(Given problem) Will you extract the entries word for word? Images should not appear in the copy.

(Entries shown)
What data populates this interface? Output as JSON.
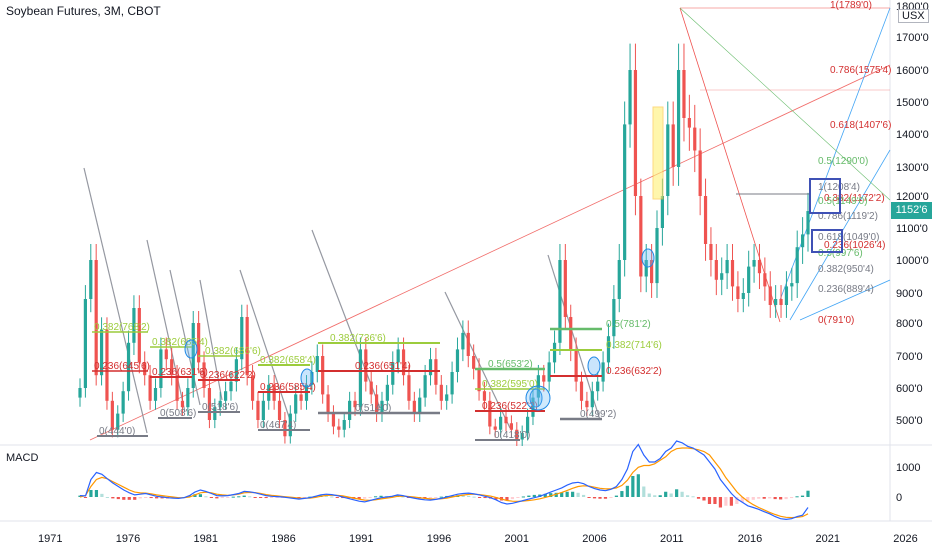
{
  "header": {
    "title": "Soybean Futures, 3M, CBOT"
  },
  "macd": {
    "label": "MACD",
    "ticks": [
      "1000",
      "0"
    ]
  },
  "price_axis": {
    "unit": "USX",
    "last_price": "1152'6",
    "ticks": [
      "1800'0",
      "1700'0",
      "1600'0",
      "1500'0",
      "1400'0",
      "1300'0",
      "1200'0",
      "1100'0",
      "1000'0",
      "900'0",
      "800'0",
      "700'0",
      "600'0",
      "500'0"
    ]
  },
  "colors": {
    "up": "#26a69a",
    "down": "#ef5350",
    "fib_red": "#d32f2f",
    "fib_green": "#66bb6a",
    "fib_lime": "#9ccc3c",
    "fib_gray": "#787b86",
    "macd_line": "#2962ff",
    "signal_line": "#ff9800"
  },
  "chart_data": {
    "type": "candlestick",
    "xlabel": "",
    "ylabel": "",
    "x_ticks": [
      "1971",
      "1976",
      "1981",
      "1986",
      "1991",
      "1996",
      "2001",
      "2006",
      "2011",
      "2016",
      "2021",
      "2026"
    ],
    "ylim": [
      420,
      1830
    ],
    "close_series": {
      "start_year": 1973,
      "values": [
        600,
        880,
        1000,
        640,
        780,
        560,
        470,
        520,
        590,
        740,
        850,
        680,
        640,
        560,
        600,
        720,
        690,
        640,
        560,
        540,
        600,
        800,
        680,
        600,
        500,
        540,
        560,
        590,
        620,
        690,
        820,
        640,
        560,
        500,
        560,
        610,
        560,
        500,
        450,
        520,
        580,
        560,
        610,
        650,
        700,
        580,
        520,
        480,
        470,
        500,
        560,
        540,
        720,
        620,
        580,
        520,
        560,
        610,
        680,
        720,
        640,
        560,
        520,
        570,
        640,
        690,
        610,
        560,
        580,
        650,
        720,
        770,
        700,
        660,
        590,
        560,
        480,
        470,
        510,
        490,
        470,
        440,
        460,
        510,
        570,
        640,
        620,
        680,
        740,
        1000,
        820,
        720,
        620,
        560,
        540,
        590,
        620,
        680,
        760,
        880,
        1000,
        1430,
        1600,
        1200,
        950,
        1000,
        930,
        1100,
        1200,
        1430,
        1300,
        1600,
        1450,
        1420,
        1350,
        1200,
        1050,
        1000,
        940,
        960,
        1000,
        920,
        880,
        900,
        980,
        1000,
        960,
        920,
        860,
        880,
        860,
        920,
        930,
        1040,
        1080,
        1153
      ]
    },
    "fib_levels": [
      {
        "label": "0.382(768'2)"
      },
      {
        "label": "0.236(645'6)"
      },
      {
        "label": "0(444'0)"
      },
      {
        "label": "0.382(685'4)"
      },
      {
        "label": "0.236(631'6)"
      },
      {
        "label": "0(508'6)"
      },
      {
        "label": "0.382(686'6)"
      },
      {
        "label": "0.236(622'2)"
      },
      {
        "label": "0(518'6)"
      },
      {
        "label": "0.382(658'4)"
      },
      {
        "label": "0.236(585'4)"
      },
      {
        "label": "0(467'4)"
      },
      {
        "label": "0.382(736'6)"
      },
      {
        "label": "0.236(651'4)"
      },
      {
        "label": "0(514'0)"
      },
      {
        "label": "0.5(653'2)"
      },
      {
        "label": "0.382(595'0)"
      },
      {
        "label": "0.236(522'2)"
      },
      {
        "label": "0(418'0)"
      },
      {
        "label": "0.5(781'2)"
      },
      {
        "label": "0.382(714'6)"
      },
      {
        "label": "0.236(632'2)"
      },
      {
        "label": "0(499'2)"
      },
      {
        "label": "1(1789'0)"
      },
      {
        "label": "0.786(1575'4)"
      },
      {
        "label": "0.618(1407'6)"
      },
      {
        "label": "0.5(1290'0)"
      },
      {
        "label": "0.382(1172'2)"
      },
      {
        "label": "0.236(1026'4)"
      },
      {
        "label": "0(791'0)"
      },
      {
        "label": "1(1208'4)"
      },
      {
        "label": "0.786(1119'2)"
      },
      {
        "label": "0.618(1049'0)"
      },
      {
        "label": "0.5(997'6)"
      },
      {
        "label": "0.382(950'4)"
      },
      {
        "label": "0.236(889'4)"
      },
      {
        "label": "0(791'0)"
      },
      {
        "label": "0.5(1149'0)"
      }
    ],
    "macd": {
      "ylim": [
        -700,
        1700
      ],
      "macd_line": [
        40,
        30,
        500,
        700,
        650,
        520,
        400,
        300,
        200,
        120,
        60,
        80,
        100,
        60,
        20,
        0,
        -20,
        -30,
        -40,
        -20,
        40,
        140,
        200,
        160,
        100,
        40,
        30,
        40,
        70,
        100,
        160,
        150,
        120,
        80,
        40,
        20,
        10,
        0,
        -20,
        -40,
        -60,
        -40,
        -20,
        20,
        60,
        80,
        70,
        40,
        0,
        -40,
        -80,
        -120,
        -140,
        -100,
        -60,
        -20,
        0,
        20,
        60,
        40,
        0,
        -30,
        -60,
        -80,
        -90,
        -70,
        -40,
        0,
        40,
        80,
        100,
        110,
        90,
        60,
        20,
        -20,
        -80,
        -160,
        -200,
        -180,
        -140,
        -100,
        -60,
        -20,
        20,
        80,
        140,
        200,
        260,
        340,
        400,
        420,
        380,
        300,
        240,
        200,
        180,
        220,
        300,
        500,
        800,
        1300,
        1500,
        1200,
        1000,
        1000,
        1100,
        1300,
        1400,
        1600,
        1550,
        1450,
        1400,
        1300,
        1200,
        1000,
        800,
        500,
        300,
        100,
        -50,
        -150,
        -250,
        -300,
        -350,
        -420,
        -480,
        -560,
        -620,
        -640,
        -620,
        -560,
        -520,
        -300
      ],
      "signal_line": [
        0,
        40,
        300,
        500,
        560,
        520,
        440,
        360,
        280,
        200,
        140,
        120,
        110,
        90,
        60,
        40,
        20,
        0,
        -20,
        -20,
        0,
        60,
        120,
        140,
        120,
        80,
        60,
        50,
        60,
        80,
        120,
        130,
        125,
        100,
        70,
        45,
        30,
        15,
        0,
        -15,
        -30,
        -35,
        -30,
        -10,
        20,
        45,
        55,
        50,
        30,
        0,
        -30,
        -60,
        -90,
        -95,
        -80,
        -55,
        -30,
        -10,
        20,
        25,
        15,
        0,
        -20,
        -40,
        -55,
        -60,
        -50,
        -30,
        0,
        30,
        55,
        75,
        80,
        70,
        50,
        25,
        -10,
        -60,
        -100,
        -120,
        -125,
        -115,
        -100,
        -80,
        -50,
        -10,
        30,
        80,
        130,
        190,
        250,
        300,
        320,
        310,
        280,
        250,
        230,
        230,
        260,
        330,
        480,
        700,
        850,
        900,
        900,
        950,
        1050,
        1150,
        1300,
        1380,
        1400,
        1400,
        1380,
        1350,
        1300,
        1200,
        1000,
        800,
        550,
        350,
        150,
        0,
        -120,
        -220,
        -300,
        -370,
        -440,
        -500,
        -550,
        -580,
        -590,
        -580,
        -560,
        -480
      ]
    }
  }
}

(Result of this exercise)
What data populates this interface? Output as JSON.
{
  "header": {
    "title": "Soybean Futures, 3M, CBOT"
  },
  "macd": {
    "label": "MACD",
    "ticks": [
      "1000",
      "0"
    ]
  },
  "price_axis": {
    "unit": "USX",
    "last_price": "1152'6",
    "ticks": [
      "1800'0",
      "1700'0",
      "1600'0",
      "1500'0",
      "1400'0",
      "1300'0",
      "1200'0",
      "1100'0",
      "1000'0",
      "900'0",
      "800'0",
      "700'0",
      "600'0",
      "500'0"
    ]
  },
  "colors": {
    "up": "#26a69a",
    "down": "#ef5350",
    "fib_red": "#d32f2f",
    "fib_green": "#66bb6a",
    "fib_lime": "#9ccc3c",
    "fib_gray": "#787b86",
    "macd_line": "#2962ff",
    "signal_line": "#ff9800"
  },
  "chart_data": {
    "type": "candlestick",
    "xlabel": "",
    "ylabel": "",
    "x_ticks": [
      "1971",
      "1976",
      "1981",
      "1986",
      "1991",
      "1996",
      "2001",
      "2006",
      "2011",
      "2016",
      "2021",
      "2026"
    ],
    "ylim": [
      420,
      1830
    ],
    "close_series": {
      "start_year": 1973,
      "values": [
        600,
        880,
        1000,
        640,
        780,
        560,
        470,
        520,
        590,
        740,
        850,
        680,
        640,
        560,
        600,
        720,
        690,
        640,
        560,
        540,
        600,
        800,
        680,
        600,
        500,
        540,
        560,
        590,
        620,
        690,
        820,
        640,
        560,
        500,
        560,
        610,
        560,
        500,
        450,
        520,
        580,
        560,
        610,
        650,
        700,
        580,
        520,
        480,
        470,
        500,
        560,
        540,
        720,
        620,
        580,
        520,
        560,
        610,
        680,
        720,
        640,
        560,
        520,
        570,
        640,
        690,
        610,
        560,
        580,
        650,
        720,
        770,
        700,
        660,
        590,
        560,
        480,
        470,
        510,
        490,
        470,
        440,
        460,
        510,
        570,
        640,
        620,
        680,
        740,
        1000,
        820,
        720,
        620,
        560,
        540,
        590,
        620,
        680,
        760,
        880,
        1000,
        1430,
        1600,
        1200,
        950,
        1000,
        930,
        1100,
        1200,
        1430,
        1300,
        1600,
        1450,
        1420,
        1350,
        1200,
        1050,
        1000,
        940,
        960,
        1000,
        920,
        880,
        900,
        980,
        1000,
        960,
        920,
        860,
        880,
        860,
        920,
        930,
        1040,
        1080,
        1153
      ]
    },
    "fib_levels": [
      {
        "label": "0.382(768'2)"
      },
      {
        "label": "0.236(645'6)"
      },
      {
        "label": "0(444'0)"
      },
      {
        "label": "0.382(685'4)"
      },
      {
        "label": "0.236(631'6)"
      },
      {
        "label": "0(508'6)"
      },
      {
        "label": "0.382(686'6)"
      },
      {
        "label": "0.236(622'2)"
      },
      {
        "label": "0(518'6)"
      },
      {
        "label": "0.382(658'4)"
      },
      {
        "label": "0.236(585'4)"
      },
      {
        "label": "0(467'4)"
      },
      {
        "label": "0.382(736'6)"
      },
      {
        "label": "0.236(651'4)"
      },
      {
        "label": "0(514'0)"
      },
      {
        "label": "0.5(653'2)"
      },
      {
        "label": "0.382(595'0)"
      },
      {
        "label": "0.236(522'2)"
      },
      {
        "label": "0(418'0)"
      },
      {
        "label": "0.5(781'2)"
      },
      {
        "label": "0.382(714'6)"
      },
      {
        "label": "0.236(632'2)"
      },
      {
        "label": "0(499'2)"
      },
      {
        "label": "1(1789'0)"
      },
      {
        "label": "0.786(1575'4)"
      },
      {
        "label": "0.618(1407'6)"
      },
      {
        "label": "0.5(1290'0)"
      },
      {
        "label": "0.382(1172'2)"
      },
      {
        "label": "0.236(1026'4)"
      },
      {
        "label": "0(791'0)"
      },
      {
        "label": "1(1208'4)"
      },
      {
        "label": "0.786(1119'2)"
      },
      {
        "label": "0.618(1049'0)"
      },
      {
        "label": "0.5(997'6)"
      },
      {
        "label": "0.382(950'4)"
      },
      {
        "label": "0.236(889'4)"
      },
      {
        "label": "0(791'0)"
      },
      {
        "label": "0.5(1149'0)"
      }
    ],
    "macd": {
      "ylim": [
        -700,
        1700
      ],
      "macd_line": [
        40,
        30,
        500,
        700,
        650,
        520,
        400,
        300,
        200,
        120,
        60,
        80,
        100,
        60,
        20,
        0,
        -20,
        -30,
        -40,
        -20,
        40,
        140,
        200,
        160,
        100,
        40,
        30,
        40,
        70,
        100,
        160,
        150,
        120,
        80,
        40,
        20,
        10,
        0,
        -20,
        -40,
        -60,
        -40,
        -20,
        20,
        60,
        80,
        70,
        40,
        0,
        -40,
        -80,
        -120,
        -140,
        -100,
        -60,
        -20,
        0,
        20,
        60,
        40,
        0,
        -30,
        -60,
        -80,
        -90,
        -70,
        -40,
        0,
        40,
        80,
        100,
        110,
        90,
        60,
        20,
        -20,
        -80,
        -160,
        -200,
        -180,
        -140,
        -100,
        -60,
        -20,
        20,
        80,
        140,
        200,
        260,
        340,
        400,
        420,
        380,
        300,
        240,
        200,
        180,
        220,
        300,
        500,
        800,
        1300,
        1500,
        1200,
        1000,
        1000,
        1100,
        1300,
        1400,
        1600,
        1550,
        1450,
        1400,
        1300,
        1200,
        1000,
        800,
        500,
        300,
        100,
        -50,
        -150,
        -250,
        -300,
        -350,
        -420,
        -480,
        -560,
        -620,
        -640,
        -620,
        -560,
        -520,
        -300
      ],
      "signal_line": [
        0,
        40,
        300,
        500,
        560,
        520,
        440,
        360,
        280,
        200,
        140,
        120,
        110,
        90,
        60,
        40,
        20,
        0,
        -20,
        -20,
        0,
        60,
        120,
        140,
        120,
        80,
        60,
        50,
        60,
        80,
        120,
        130,
        125,
        100,
        70,
        45,
        30,
        15,
        0,
        -15,
        -30,
        -35,
        -30,
        -10,
        20,
        45,
        55,
        50,
        30,
        0,
        -30,
        -60,
        -90,
        -95,
        -80,
        -55,
        -30,
        -10,
        20,
        25,
        15,
        0,
        -20,
        -40,
        -55,
        -60,
        -50,
        -30,
        0,
        30,
        55,
        75,
        80,
        70,
        50,
        25,
        -10,
        -60,
        -100,
        -120,
        -125,
        -115,
        -100,
        -80,
        -50,
        -10,
        30,
        80,
        130,
        190,
        250,
        300,
        320,
        310,
        280,
        250,
        230,
        230,
        260,
        330,
        480,
        700,
        850,
        900,
        900,
        950,
        1050,
        1150,
        1300,
        1380,
        1400,
        1400,
        1380,
        1350,
        1300,
        1200,
        1000,
        800,
        550,
        350,
        150,
        0,
        -120,
        -220,
        -300,
        -370,
        -440,
        -500,
        -550,
        -580,
        -590,
        -580,
        -560,
        -480
      ]
    }
  }
}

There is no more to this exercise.